**STATED EXERCISE**
Return every line of the records below with no changes.

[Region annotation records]
══════

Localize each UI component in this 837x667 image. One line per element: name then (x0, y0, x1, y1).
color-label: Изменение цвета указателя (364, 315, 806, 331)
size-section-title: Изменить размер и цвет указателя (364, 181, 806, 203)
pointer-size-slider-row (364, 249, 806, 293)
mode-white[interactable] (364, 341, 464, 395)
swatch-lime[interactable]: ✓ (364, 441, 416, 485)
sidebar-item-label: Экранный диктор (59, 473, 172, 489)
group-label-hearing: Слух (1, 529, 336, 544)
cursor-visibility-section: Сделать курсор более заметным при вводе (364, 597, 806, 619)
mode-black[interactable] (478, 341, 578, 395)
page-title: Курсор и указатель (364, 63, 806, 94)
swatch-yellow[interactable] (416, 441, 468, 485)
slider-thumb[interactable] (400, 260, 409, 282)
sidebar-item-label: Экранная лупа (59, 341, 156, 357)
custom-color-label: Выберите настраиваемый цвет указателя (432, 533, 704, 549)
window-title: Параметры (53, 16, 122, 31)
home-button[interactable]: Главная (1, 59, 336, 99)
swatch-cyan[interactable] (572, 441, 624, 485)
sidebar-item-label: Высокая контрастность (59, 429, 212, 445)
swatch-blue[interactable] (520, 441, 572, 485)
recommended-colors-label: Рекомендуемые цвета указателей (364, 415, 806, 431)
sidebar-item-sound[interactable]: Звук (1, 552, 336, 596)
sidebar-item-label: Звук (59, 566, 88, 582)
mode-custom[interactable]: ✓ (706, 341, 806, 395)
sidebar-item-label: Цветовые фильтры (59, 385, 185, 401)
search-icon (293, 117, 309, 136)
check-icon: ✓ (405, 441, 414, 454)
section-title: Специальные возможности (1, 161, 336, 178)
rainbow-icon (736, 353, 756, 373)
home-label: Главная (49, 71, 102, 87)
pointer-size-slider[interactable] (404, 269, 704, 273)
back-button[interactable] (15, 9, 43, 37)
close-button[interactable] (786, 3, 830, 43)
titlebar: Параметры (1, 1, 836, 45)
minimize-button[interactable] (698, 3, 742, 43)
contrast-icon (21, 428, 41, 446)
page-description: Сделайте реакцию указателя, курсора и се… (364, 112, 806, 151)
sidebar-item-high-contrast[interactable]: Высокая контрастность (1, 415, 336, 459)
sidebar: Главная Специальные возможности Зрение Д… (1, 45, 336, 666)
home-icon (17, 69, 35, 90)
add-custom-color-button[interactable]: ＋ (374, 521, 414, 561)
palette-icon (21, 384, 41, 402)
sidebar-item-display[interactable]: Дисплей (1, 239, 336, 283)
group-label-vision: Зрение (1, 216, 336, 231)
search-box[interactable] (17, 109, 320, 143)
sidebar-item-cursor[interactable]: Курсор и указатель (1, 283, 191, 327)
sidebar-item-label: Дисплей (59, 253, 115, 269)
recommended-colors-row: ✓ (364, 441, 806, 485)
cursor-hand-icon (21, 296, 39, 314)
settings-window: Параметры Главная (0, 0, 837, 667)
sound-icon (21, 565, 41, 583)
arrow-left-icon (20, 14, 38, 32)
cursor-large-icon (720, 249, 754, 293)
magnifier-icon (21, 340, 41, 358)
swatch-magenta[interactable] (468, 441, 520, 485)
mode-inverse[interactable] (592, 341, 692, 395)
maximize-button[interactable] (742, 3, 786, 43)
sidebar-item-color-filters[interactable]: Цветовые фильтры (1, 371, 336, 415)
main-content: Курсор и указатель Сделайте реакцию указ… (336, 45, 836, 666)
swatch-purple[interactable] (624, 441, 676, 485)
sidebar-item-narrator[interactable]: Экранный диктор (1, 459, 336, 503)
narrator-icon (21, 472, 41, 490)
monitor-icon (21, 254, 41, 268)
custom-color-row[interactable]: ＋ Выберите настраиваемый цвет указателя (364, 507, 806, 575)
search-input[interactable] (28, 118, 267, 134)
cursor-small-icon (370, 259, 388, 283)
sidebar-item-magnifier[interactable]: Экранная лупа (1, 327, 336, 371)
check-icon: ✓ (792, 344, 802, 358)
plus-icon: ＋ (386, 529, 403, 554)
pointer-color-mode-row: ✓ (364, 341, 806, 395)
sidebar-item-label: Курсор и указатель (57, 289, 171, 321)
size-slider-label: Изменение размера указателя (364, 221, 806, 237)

══════

**OUTPUT FOR THIS EXERCISE**
Localize each UI component in this 837x667 image. One line per element: name then (x0, y0, x1, y1).
color-label: Изменение цвета указателя (364, 315, 806, 331)
size-section-title: Изменить размер и цвет указателя (364, 181, 806, 203)
pointer-size-slider-row (364, 249, 806, 293)
mode-white[interactable] (364, 341, 464, 395)
swatch-lime[interactable]: ✓ (364, 441, 416, 485)
sidebar-item-label: Экранный диктор (59, 473, 172, 489)
group-label-hearing: Слух (1, 529, 336, 544)
cursor-visibility-section: Сделать курсор более заметным при вводе (364, 597, 806, 619)
mode-black[interactable] (478, 341, 578, 395)
page-title: Курсор и указатель (364, 63, 806, 94)
swatch-yellow[interactable] (416, 441, 468, 485)
slider-thumb[interactable] (400, 260, 409, 282)
sidebar-item-label: Экранная лупа (59, 341, 156, 357)
custom-color-label: Выберите настраиваемый цвет указателя (432, 533, 704, 549)
window-title: Параметры (53, 16, 122, 31)
home-button[interactable]: Главная (1, 59, 336, 99)
swatch-cyan[interactable] (572, 441, 624, 485)
sidebar-item-label: Высокая контрастность (59, 429, 212, 445)
swatch-blue[interactable] (520, 441, 572, 485)
recommended-colors-label: Рекомендуемые цвета указателей (364, 415, 806, 431)
sidebar-item-sound[interactable]: Звук (1, 552, 336, 596)
sidebar-item-label: Звук (59, 566, 88, 582)
mode-custom[interactable]: ✓ (706, 341, 806, 395)
sidebar-item-label: Цветовые фильтры (59, 385, 185, 401)
search-icon (293, 117, 309, 136)
check-icon: ✓ (405, 441, 414, 454)
section-title: Специальные возможности (1, 161, 336, 178)
rainbow-icon (736, 353, 756, 373)
home-label: Главная (49, 71, 102, 87)
pointer-size-slider[interactable] (404, 269, 704, 273)
back-button[interactable] (15, 9, 43, 37)
close-button[interactable] (786, 3, 830, 43)
titlebar: Параметры (1, 1, 836, 45)
minimize-button[interactable] (698, 3, 742, 43)
contrast-icon (21, 428, 41, 446)
page-description: Сделайте реакцию указателя, курсора и се… (364, 112, 806, 151)
sidebar-item-high-contrast[interactable]: Высокая контрастность (1, 415, 336, 459)
sidebar: Главная Специальные возможности Зрение Д… (1, 45, 336, 666)
home-icon (17, 69, 35, 90)
add-custom-color-button[interactable]: ＋ (374, 521, 414, 561)
palette-icon (21, 384, 41, 402)
sidebar-item-display[interactable]: Дисплей (1, 239, 336, 283)
group-label-vision: Зрение (1, 216, 336, 231)
search-box[interactable] (17, 109, 320, 143)
sidebar-item-cursor[interactable]: Курсор и указатель (1, 283, 191, 327)
sidebar-item-label: Дисплей (59, 253, 115, 269)
recommended-colors-row: ✓ (364, 441, 806, 485)
cursor-hand-icon (21, 296, 39, 314)
settings-window: Параметры Главная (0, 0, 837, 667)
sound-icon (21, 565, 41, 583)
arrow-left-icon (20, 14, 38, 32)
cursor-large-icon (720, 249, 754, 293)
magnifier-icon (21, 340, 41, 358)
swatch-magenta[interactable] (468, 441, 520, 485)
mode-inverse[interactable] (592, 341, 692, 395)
maximize-button[interactable] (742, 3, 786, 43)
sidebar-item-color-filters[interactable]: Цветовые фильтры (1, 371, 336, 415)
main-content: Курсор и указатель Сделайте реакцию указ… (336, 45, 836, 666)
swatch-purple[interactable] (624, 441, 676, 485)
sidebar-item-narrator[interactable]: Экранный диктор (1, 459, 336, 503)
narrator-icon (21, 472, 41, 490)
monitor-icon (21, 254, 41, 268)
custom-color-row[interactable]: ＋ Выберите настраиваемый цвет указателя (364, 507, 806, 575)
search-input[interactable] (28, 118, 267, 134)
cursor-small-icon (370, 259, 388, 283)
sidebar-item-magnifier[interactable]: Экранная лупа (1, 327, 336, 371)
check-icon: ✓ (792, 344, 802, 358)
plus-icon: ＋ (386, 529, 403, 554)
pointer-color-mode-row: ✓ (364, 341, 806, 395)
sidebar-item-label: Курсор и указатель (57, 289, 171, 321)
size-slider-label: Изменение размера указателя (364, 221, 806, 237)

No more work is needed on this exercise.